━━━━━ DATA PROVIDED
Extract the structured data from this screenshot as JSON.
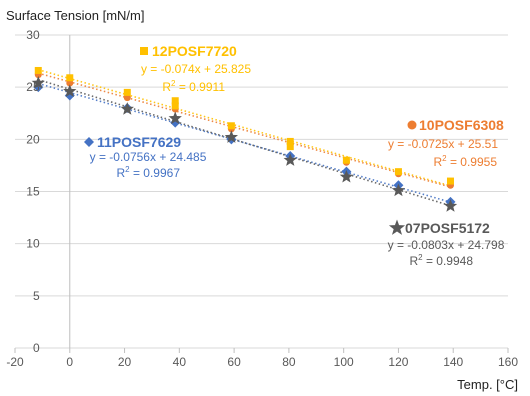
{
  "chart_data": {
    "type": "scatter",
    "ylabel": "Surface Tension [mN/m]",
    "xlabel": "Temp. [°C]",
    "xlim": [
      -20,
      160
    ],
    "ylim": [
      0,
      30
    ],
    "xticks": [
      "-20",
      "0",
      "20",
      "40",
      "60",
      "80",
      "100",
      "120",
      "140",
      "160"
    ],
    "yticks": [
      "0",
      "5",
      "10",
      "15",
      "20",
      "25",
      "30"
    ],
    "grid": "horizontal",
    "trendlines": "dotted linear",
    "series": [
      {
        "name": "12POSF7720",
        "color": "#FFC000",
        "marker": "square",
        "equation": "y = -0.074x + 25.825",
        "r2_prefix": "R",
        "r2_value": " = 0.9911",
        "slope": -0.074,
        "intercept": 25.825,
        "points": [
          [
            -11.5,
            26.6
          ],
          [
            0,
            25.9
          ],
          [
            21,
            24.5
          ],
          [
            38.5,
            23.7
          ],
          [
            38.5,
            23.2
          ],
          [
            59,
            21.3
          ],
          [
            80.5,
            19.8
          ],
          [
            80.5,
            19.3
          ],
          [
            101,
            18.0
          ],
          [
            120,
            16.9
          ],
          [
            139,
            16.0
          ]
        ]
      },
      {
        "name": "10POSF6308",
        "color": "#ED7D31",
        "marker": "circle",
        "equation": "y = -0.0725x + 25.51",
        "r2_prefix": "R",
        "r2_value": " = 0.9955",
        "slope": -0.0725,
        "intercept": 25.51,
        "points": [
          [
            -11.5,
            26.2
          ],
          [
            0,
            25.4
          ],
          [
            21,
            24.0
          ],
          [
            38.5,
            22.9
          ],
          [
            59,
            21.0
          ],
          [
            80.5,
            19.6
          ],
          [
            101,
            17.8
          ],
          [
            120,
            16.7
          ],
          [
            139,
            15.6
          ]
        ]
      },
      {
        "name": "11POSF7629",
        "color": "#4472C4",
        "marker": "diamond",
        "equation": "y = -0.0756x + 24.485",
        "r2_prefix": "R",
        "r2_value": " = 0.9967",
        "slope": -0.0756,
        "intercept": 24.485,
        "points": [
          [
            -11.5,
            25.0
          ],
          [
            0,
            24.2
          ],
          [
            21,
            23.0
          ],
          [
            38.5,
            21.6
          ],
          [
            59,
            20.0
          ],
          [
            80.5,
            18.4
          ],
          [
            101,
            16.9
          ],
          [
            120,
            15.6
          ],
          [
            139,
            14.0
          ]
        ]
      },
      {
        "name": "07POSF5172",
        "color": "#595959",
        "marker": "star",
        "equation": "y = -0.0803x + 24.798",
        "r2_prefix": "R",
        "r2_value": " = 0.9948",
        "slope": -0.0803,
        "intercept": 24.798,
        "points": [
          [
            -11.5,
            25.4
          ],
          [
            0,
            24.6
          ],
          [
            21,
            22.9
          ],
          [
            38.5,
            22.0
          ],
          [
            59,
            20.2
          ],
          [
            80.5,
            18.0
          ],
          [
            101,
            16.4
          ],
          [
            120,
            15.1
          ],
          [
            139,
            13.6
          ]
        ]
      }
    ]
  }
}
━━━━━━━━━━
* **TASK**: All of the data above should be transcribed verbatim, with pictures omitted.

* **SOLUTION TO THE EXERCISE**:
Extract the structured data from this screenshot as JSON.
{
  "chart_data": {
    "type": "scatter",
    "ylabel": "Surface Tension [mN/m]",
    "xlabel": "Temp. [°C]",
    "xlim": [
      -20,
      160
    ],
    "ylim": [
      0,
      30
    ],
    "xticks": [
      "-20",
      "0",
      "20",
      "40",
      "60",
      "80",
      "100",
      "120",
      "140",
      "160"
    ],
    "yticks": [
      "0",
      "5",
      "10",
      "15",
      "20",
      "25",
      "30"
    ],
    "grid": "horizontal",
    "trendlines": "dotted linear",
    "series": [
      {
        "name": "12POSF7720",
        "color": "#FFC000",
        "marker": "square",
        "equation": "y = -0.074x + 25.825",
        "r2_prefix": "R",
        "r2_value": " = 0.9911",
        "slope": -0.074,
        "intercept": 25.825,
        "points": [
          [
            -11.5,
            26.6
          ],
          [
            0,
            25.9
          ],
          [
            21,
            24.5
          ],
          [
            38.5,
            23.7
          ],
          [
            38.5,
            23.2
          ],
          [
            59,
            21.3
          ],
          [
            80.5,
            19.8
          ],
          [
            80.5,
            19.3
          ],
          [
            101,
            18.0
          ],
          [
            120,
            16.9
          ],
          [
            139,
            16.0
          ]
        ]
      },
      {
        "name": "10POSF6308",
        "color": "#ED7D31",
        "marker": "circle",
        "equation": "y = -0.0725x + 25.51",
        "r2_prefix": "R",
        "r2_value": " = 0.9955",
        "slope": -0.0725,
        "intercept": 25.51,
        "points": [
          [
            -11.5,
            26.2
          ],
          [
            0,
            25.4
          ],
          [
            21,
            24.0
          ],
          [
            38.5,
            22.9
          ],
          [
            59,
            21.0
          ],
          [
            80.5,
            19.6
          ],
          [
            101,
            17.8
          ],
          [
            120,
            16.7
          ],
          [
            139,
            15.6
          ]
        ]
      },
      {
        "name": "11POSF7629",
        "color": "#4472C4",
        "marker": "diamond",
        "equation": "y = -0.0756x + 24.485",
        "r2_prefix": "R",
        "r2_value": " = 0.9967",
        "slope": -0.0756,
        "intercept": 24.485,
        "points": [
          [
            -11.5,
            25.0
          ],
          [
            0,
            24.2
          ],
          [
            21,
            23.0
          ],
          [
            38.5,
            21.6
          ],
          [
            59,
            20.0
          ],
          [
            80.5,
            18.4
          ],
          [
            101,
            16.9
          ],
          [
            120,
            15.6
          ],
          [
            139,
            14.0
          ]
        ]
      },
      {
        "name": "07POSF5172",
        "color": "#595959",
        "marker": "star",
        "equation": "y = -0.0803x + 24.798",
        "r2_prefix": "R",
        "r2_value": " = 0.9948",
        "slope": -0.0803,
        "intercept": 24.798,
        "points": [
          [
            -11.5,
            25.4
          ],
          [
            0,
            24.6
          ],
          [
            21,
            22.9
          ],
          [
            38.5,
            22.0
          ],
          [
            59,
            20.2
          ],
          [
            80.5,
            18.0
          ],
          [
            101,
            16.4
          ],
          [
            120,
            15.1
          ],
          [
            139,
            13.6
          ]
        ]
      }
    ]
  }
}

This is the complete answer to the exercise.